-- Record set follows --

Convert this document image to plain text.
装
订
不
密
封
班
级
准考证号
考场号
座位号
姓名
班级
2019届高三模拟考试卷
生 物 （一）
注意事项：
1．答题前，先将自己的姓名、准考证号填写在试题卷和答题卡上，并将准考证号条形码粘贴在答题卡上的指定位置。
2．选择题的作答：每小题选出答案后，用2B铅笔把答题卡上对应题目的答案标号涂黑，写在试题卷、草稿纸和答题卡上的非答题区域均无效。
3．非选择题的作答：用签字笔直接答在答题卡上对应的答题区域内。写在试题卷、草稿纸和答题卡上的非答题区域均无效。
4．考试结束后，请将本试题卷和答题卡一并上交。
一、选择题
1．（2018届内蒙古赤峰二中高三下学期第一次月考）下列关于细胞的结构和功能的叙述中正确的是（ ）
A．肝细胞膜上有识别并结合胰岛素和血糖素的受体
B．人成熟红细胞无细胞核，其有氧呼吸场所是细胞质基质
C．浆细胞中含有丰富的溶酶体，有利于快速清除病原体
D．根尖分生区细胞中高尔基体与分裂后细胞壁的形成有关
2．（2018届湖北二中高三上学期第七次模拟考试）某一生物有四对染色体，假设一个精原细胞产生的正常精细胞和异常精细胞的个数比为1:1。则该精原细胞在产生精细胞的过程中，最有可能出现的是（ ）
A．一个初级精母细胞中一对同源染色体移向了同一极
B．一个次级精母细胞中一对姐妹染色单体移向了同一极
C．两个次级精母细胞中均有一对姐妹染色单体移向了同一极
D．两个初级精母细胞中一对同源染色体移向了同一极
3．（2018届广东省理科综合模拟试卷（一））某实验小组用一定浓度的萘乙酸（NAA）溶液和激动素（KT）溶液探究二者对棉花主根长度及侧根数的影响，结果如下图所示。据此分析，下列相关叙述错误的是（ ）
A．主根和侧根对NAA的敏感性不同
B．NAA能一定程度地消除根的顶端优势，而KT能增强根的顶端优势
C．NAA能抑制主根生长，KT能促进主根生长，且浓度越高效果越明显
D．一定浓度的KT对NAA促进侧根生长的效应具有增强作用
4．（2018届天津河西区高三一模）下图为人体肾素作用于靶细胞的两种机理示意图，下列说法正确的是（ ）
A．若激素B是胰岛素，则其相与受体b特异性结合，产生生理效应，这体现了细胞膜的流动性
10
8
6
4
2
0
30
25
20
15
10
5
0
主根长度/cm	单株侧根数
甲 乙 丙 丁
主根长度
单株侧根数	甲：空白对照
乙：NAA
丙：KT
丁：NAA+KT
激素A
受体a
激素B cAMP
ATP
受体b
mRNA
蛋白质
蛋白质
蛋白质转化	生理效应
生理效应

-- Record set concluded --

Required action: All the material above is to be retyped exactly as it appears.

Result:
Convert this document image to plain text.
装
订
不
密
封
班
级
准考证号
考场号
座位号
姓名
班级
2019届高三模拟考试卷
生 物 （一）
注意事项：
1．答题前，先将自己的姓名、准考证号填写在试题卷和答题卡上，并将准考证号条形码粘贴在答题卡上的指定位置。
2．选择题的作答：每小题选出答案后，用2B铅笔把答题卡上对应题目的答案标号涂黑，写在试题卷、草稿纸和答题卡上的非答题区域均无效。
3．非选择题的作答：用签字笔直接答在答题卡上对应的答题区域内。写在试题卷、草稿纸和答题卡上的非答题区域均无效。
4．考试结束后，请将本试题卷和答题卡一并上交。
一、选择题
1．（2018届内蒙古赤峰二中高三下学期第一次月考）下列关于细胞的结构和功能的叙述中正确的是（ ）
A．肝细胞膜上有识别并结合胰岛素和血糖素的受体
B．人成熟红细胞无细胞核，其有氧呼吸场所是细胞质基质
C．浆细胞中含有丰富的溶酶体，有利于快速清除病原体
D．根尖分生区细胞中高尔基体与分裂后细胞壁的形成有关
2．（2018届湖北二中高三上学期第七次模拟考试）某一生物有四对染色体，假设一个精原细胞产生的正常精细胞和异常精细胞的个数比为1:1。则该精原细胞在产生精细胞的过程中，最有可能出现的是（ ）
A．一个初级精母细胞中一对同源染色体移向了同一极
B．一个次级精母细胞中一对姐妹染色单体移向了同一极
C．两个次级精母细胞中均有一对姐妹染色单体移向了同一极
D．两个初级精母细胞中一对同源染色体移向了同一极
3．（2018届广东省理科综合模拟试卷（一））某实验小组用一定浓度的萘乙酸（NAA）溶液和激动素（KT）溶液探究二者对棉花主根长度及侧根数的影响，结果如下图所示。据此分析，下列相关叙述错误的是（ ）
A．主根和侧根对NAA的敏感性不同
B．NAA能一定程度地消除根的顶端优势，而KT能增强根的顶端优势
C．NAA能抑制主根生长，KT能促进主根生长，且浓度越高效果越明显
D．一定浓度的KT对NAA促进侧根生长的效应具有增强作用
4．（2018届天津河西区高三一模）下图为人体肾素作用于靶细胞的两种机理示意图，下列说法正确的是（ ）
A．若激素B是胰岛素，则其相与受体b特异性结合，产生生理效应，这体现了细胞膜的流动性
10
8
6
4
2
0
30
25
20
15
10
5
0
主根长度/cm	单株侧根数
甲 乙 丙 丁
主根长度
单株侧根数	甲：空白对照
乙：NAA
丙：KT
丁：NAA+KT
激素A
受体a
激素B cAMP
ATP
受体b
mRNA
蛋白质
蛋白质
蛋白质转化	生理效应
生理效应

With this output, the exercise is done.